* **WHAT THE EXERCISE ASKS**: All of the records below need to be copied exactly.

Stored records
○ ○ ○
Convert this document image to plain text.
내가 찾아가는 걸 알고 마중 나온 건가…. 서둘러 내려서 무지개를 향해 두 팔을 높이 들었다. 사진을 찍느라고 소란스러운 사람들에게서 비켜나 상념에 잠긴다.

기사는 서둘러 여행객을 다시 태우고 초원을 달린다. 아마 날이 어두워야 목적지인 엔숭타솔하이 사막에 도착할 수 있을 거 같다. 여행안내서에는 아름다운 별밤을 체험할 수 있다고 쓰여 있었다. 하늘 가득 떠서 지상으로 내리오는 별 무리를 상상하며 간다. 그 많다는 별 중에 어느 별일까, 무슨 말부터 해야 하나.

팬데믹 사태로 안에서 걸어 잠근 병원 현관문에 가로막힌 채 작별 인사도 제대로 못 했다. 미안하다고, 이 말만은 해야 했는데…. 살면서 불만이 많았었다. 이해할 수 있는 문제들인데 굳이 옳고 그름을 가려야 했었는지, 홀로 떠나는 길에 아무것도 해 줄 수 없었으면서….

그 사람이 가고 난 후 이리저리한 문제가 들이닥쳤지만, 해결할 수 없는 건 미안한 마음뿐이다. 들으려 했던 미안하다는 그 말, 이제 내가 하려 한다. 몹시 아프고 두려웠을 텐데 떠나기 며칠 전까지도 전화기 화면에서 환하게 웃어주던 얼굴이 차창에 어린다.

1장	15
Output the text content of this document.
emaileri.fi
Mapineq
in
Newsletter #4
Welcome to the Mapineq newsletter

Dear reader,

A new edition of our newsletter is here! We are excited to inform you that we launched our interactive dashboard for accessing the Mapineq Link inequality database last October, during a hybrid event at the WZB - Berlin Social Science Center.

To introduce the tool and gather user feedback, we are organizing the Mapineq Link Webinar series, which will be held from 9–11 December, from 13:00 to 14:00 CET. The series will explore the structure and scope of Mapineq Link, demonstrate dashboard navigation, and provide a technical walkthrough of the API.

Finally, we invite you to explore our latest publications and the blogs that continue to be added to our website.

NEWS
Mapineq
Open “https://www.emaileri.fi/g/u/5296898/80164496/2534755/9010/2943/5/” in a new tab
○ ○ ○
* **RESULT FOR THIS TASK**:
Convert this document image to plain text.
내가 찾아가는 걸 알고 마중 나온 건가…. 서둘러 내려서 무지개를 향해 두 팔을 높이 들었다. 사진을 찍느라고 소란스러운 사람들에게서 비켜나 상념에 잠긴다.

기사는 서둘러 여행객을 다시 태우고 초원을 달린다. 아마 날이 어두워야 목적지인 엔숭타솔하이 사막에 도착할 수 있을 거 같다. 여행안내서에는 아름다운 별밤을 체험할 수 있다고 쓰여 있었다. 하늘 가득 떠서 지상으로 내리오는 별 무리를 상상하며 간다. 그 많다는 별 중에 어느 별일까, 무슨 말부터 해야 하나.

팬데믹 사태로 안에서 걸어 잠근 병원 현관문에 가로막힌 채 작별 인사도 제대로 못 했다. 미안하다고, 이 말만은 해야 했는데…. 살면서 불만이 많았었다. 이해할 수 있는 문제들인데 굳이 옳고 그름을 가려야 했었는지, 홀로 떠나는 길에 아무것도 해 줄 수 없었으면서….

그 사람이 가고 난 후 이리저리한 문제가 들이닥쳤지만, 해결할 수 없는 건 미안한 마음뿐이다. 들으려 했던 미안하다는 그 말, 이제 내가 하려 한다. 몹시 아프고 두려웠을 텐데 떠나기 며칠 전까지도 전화기 화면에서 환하게 웃어주던 얼굴이 차창에 어린다.

1장	15
Output the text content of this document.
emaileri.fi
Mapineq
in
Newsletter #4
Welcome to the Mapineq newsletter

Dear reader,

A new edition of our newsletter is here! We are excited to inform you that we launched our interactive dashboard for accessing the Mapineq Link inequality database last October, during a hybrid event at the WZB - Berlin Social Science Center.

To introduce the tool and gather user feedback, we are organizing the Mapineq Link Webinar series, which will be held from 9–11 December, from 13:00 to 14:00 CET. The series will explore the structure and scope of Mapineq Link, demonstrate dashboard navigation, and provide a technical walkthrough of the API.

Finally, we invite you to explore our latest publications and the blogs that continue to be added to our website.

NEWS
Mapineq
Open “https://www.emaileri.fi/g/u/5296898/80164496/2534755/9010/2943/5/” in a new tab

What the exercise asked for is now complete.